GIVEN PROBLEM: Print all of the lines exactly. Any picture among them stays out.

Stored data

>> begin

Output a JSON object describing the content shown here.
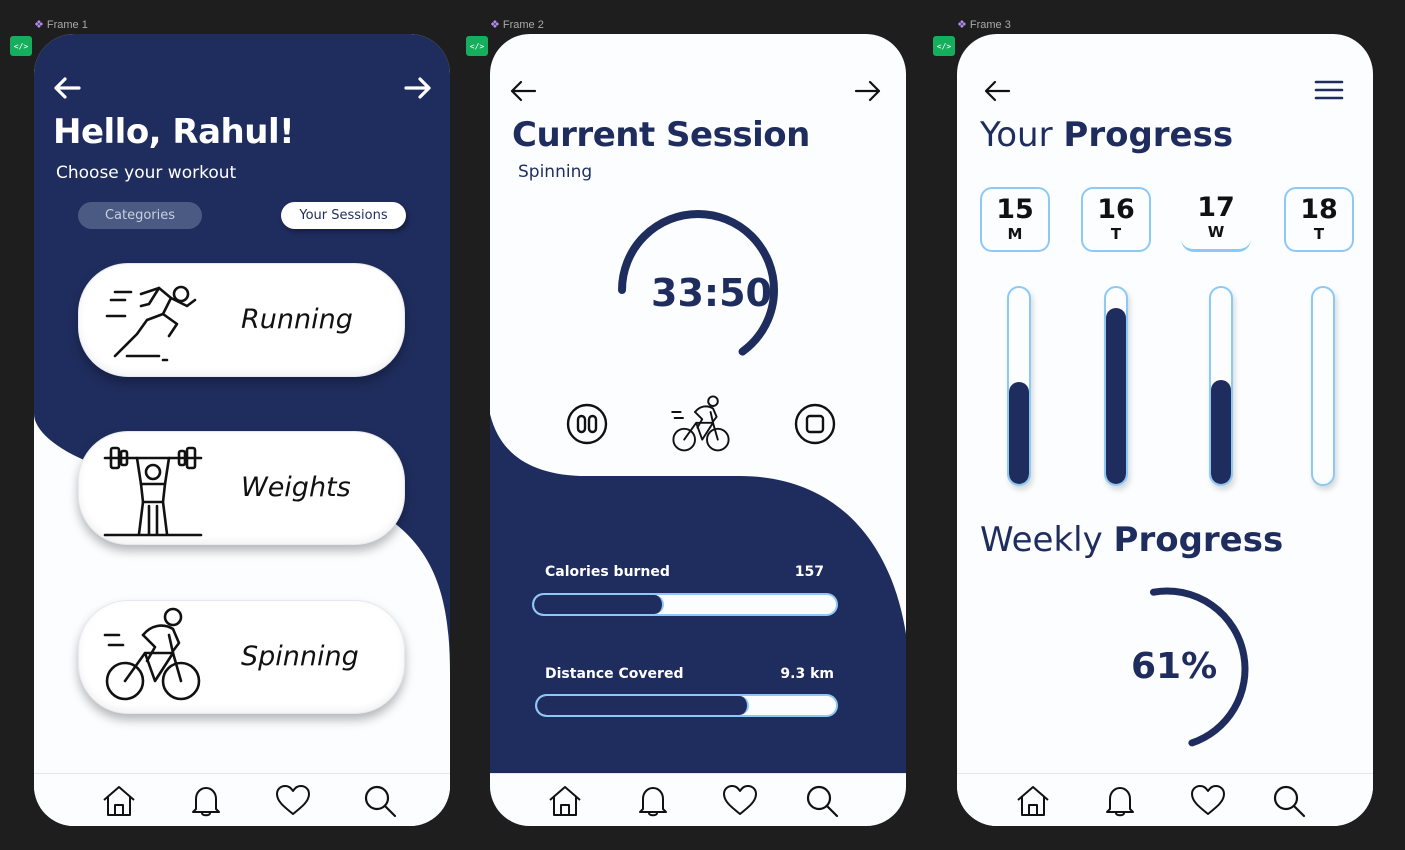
{
  "frames": [
    {
      "label": "Frame 1"
    },
    {
      "label": "Frame 2"
    },
    {
      "label": "Frame 3"
    }
  ],
  "code_badge": "</>",
  "colors": {
    "navy": "#1f2d5e",
    "accent_light_blue": "#8ec9f5",
    "background": "#fbfdff",
    "canvas": "#1e1e1e"
  },
  "screen1": {
    "greeting": "Hello, Rahul!",
    "subtitle": "Choose your workout",
    "tabs": [
      {
        "label": "Categories",
        "selected": false
      },
      {
        "label": "Your Sessions",
        "selected": true
      }
    ],
    "workouts": [
      {
        "label": "Running",
        "icon": "running-person-icon"
      },
      {
        "label": "Weights",
        "icon": "weightlifter-icon"
      },
      {
        "label": "Spinning",
        "icon": "cyclist-icon"
      }
    ]
  },
  "screen2": {
    "title": "Current Session",
    "activity": "Spinning",
    "timer": "33:50",
    "timer_progress_percent": 65,
    "controls": [
      "pause-icon",
      "cyclist-icon",
      "stop-icon"
    ],
    "stats": [
      {
        "label": "Calories burned",
        "value": "157",
        "progress_percent": 43
      },
      {
        "label": "Distance Covered",
        "value": "9.3 km",
        "progress_percent": 71
      }
    ]
  },
  "screen3": {
    "title_light": "Your",
    "title_bold": "Progress",
    "days": [
      {
        "num": "15",
        "weekday": "M",
        "selected": false,
        "level_percent": 52
      },
      {
        "num": "16",
        "weekday": "T",
        "selected": false,
        "level_percent": 90
      },
      {
        "num": "17",
        "weekday": "W",
        "selected": true,
        "level_percent": 53
      },
      {
        "num": "18",
        "weekday": "T",
        "selected": false,
        "level_percent": 0
      }
    ],
    "weekly_light": "Weekly",
    "weekly_bold": "Progress",
    "weekly_percent_text": "61%",
    "weekly_percent": 61
  },
  "bottom_nav": [
    "home-icon",
    "bell-icon",
    "heart-icon",
    "search-icon"
  ]
}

>> end

EXPECTED OUTPUT:
Output a JSON object describing the content shown here.
{
  "frames": [
    {
      "label": "Frame 1"
    },
    {
      "label": "Frame 2"
    },
    {
      "label": "Frame 3"
    }
  ],
  "code_badge": "</>",
  "colors": {
    "navy": "#1f2d5e",
    "accent_light_blue": "#8ec9f5",
    "background": "#fbfdff",
    "canvas": "#1e1e1e"
  },
  "screen1": {
    "greeting": "Hello, Rahul!",
    "subtitle": "Choose your workout",
    "tabs": [
      {
        "label": "Categories",
        "selected": false
      },
      {
        "label": "Your Sessions",
        "selected": true
      }
    ],
    "workouts": [
      {
        "label": "Running",
        "icon": "running-person-icon"
      },
      {
        "label": "Weights",
        "icon": "weightlifter-icon"
      },
      {
        "label": "Spinning",
        "icon": "cyclist-icon"
      }
    ]
  },
  "screen2": {
    "title": "Current Session",
    "activity": "Spinning",
    "timer": "33:50",
    "timer_progress_percent": 65,
    "controls": [
      "pause-icon",
      "cyclist-icon",
      "stop-icon"
    ],
    "stats": [
      {
        "label": "Calories burned",
        "value": "157",
        "progress_percent": 43
      },
      {
        "label": "Distance Covered",
        "value": "9.3 km",
        "progress_percent": 71
      }
    ]
  },
  "screen3": {
    "title_light": "Your",
    "title_bold": "Progress",
    "days": [
      {
        "num": "15",
        "weekday": "M",
        "selected": false,
        "level_percent": 52
      },
      {
        "num": "16",
        "weekday": "T",
        "selected": false,
        "level_percent": 90
      },
      {
        "num": "17",
        "weekday": "W",
        "selected": true,
        "level_percent": 53
      },
      {
        "num": "18",
        "weekday": "T",
        "selected": false,
        "level_percent": 0
      }
    ],
    "weekly_light": "Weekly",
    "weekly_bold": "Progress",
    "weekly_percent_text": "61%",
    "weekly_percent": 61
  },
  "bottom_nav": [
    "home-icon",
    "bell-icon",
    "heart-icon",
    "search-icon"
  ]
}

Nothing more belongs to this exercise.